-- Given exercise --
Images do not belong in the copy. Retype all the entries below exactly.

-- Data for this exercise --
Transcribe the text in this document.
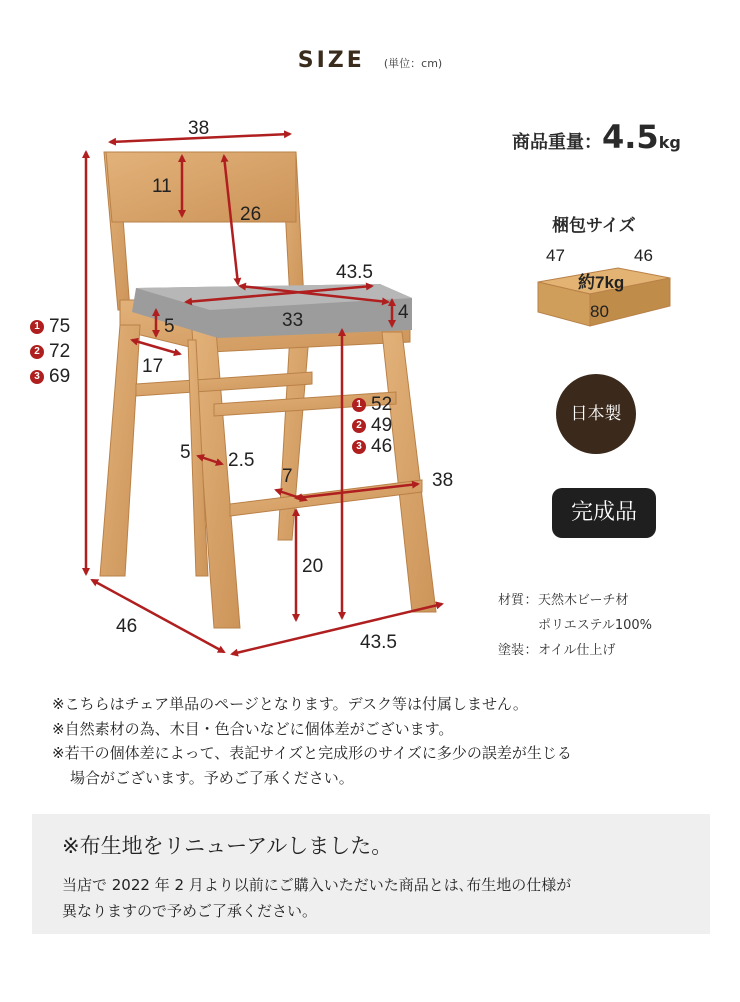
SIZE (単位：cm)
38
11
26
43.5
33
5
4
17
5 2.5
7	38
20
46
43.5
1 75
2 72
3 69
1 52
2 49
3 46
商品重量：4.5kg
梱包サイズ
47	46
約7kg
80
日本製
完成品
材質：天然木ビーチ材
ポリエステル100%
塗装：オイル仕上げ
※こちらはチェア単品のページとなります。デスク等は付属しません。
※自然素材の為、木目・色合いなどに個体差がございます。
※若干の個体差によって、表記サイズと完成形のサイズに多少の誤差が生じる
場合がございます。予めご了承ください。
※布生地をリニューアルしました。
当店で 2022 年 2 月より以前にご購入いただいた商品とは､布生地の仕様が
異なりますので予めご了承ください。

-- Solution below --
Transcribe the text in this document.
SIZE (単位：cm)
38
11
26
43.5
33
5
4
17
5 2.5
7	38
20
46
43.5
1 75
2 72
3 69
1 52
2 49
3 46
商品重量：4.5kg
梱包サイズ
47	46
約7kg
80
日本製
完成品
材質：天然木ビーチ材
ポリエステル100%
塗装：オイル仕上げ
※こちらはチェア単品のページとなります。デスク等は付属しません。
※自然素材の為、木目・色合いなどに個体差がございます。
※若干の個体差によって、表記サイズと完成形のサイズに多少の誤差が生じる
場合がございます。予めご了承ください。
※布生地をリニューアルしました。
当店で 2022 年 2 月より以前にご購入いただいた商品とは､布生地の仕様が
異なりますので予めご了承ください。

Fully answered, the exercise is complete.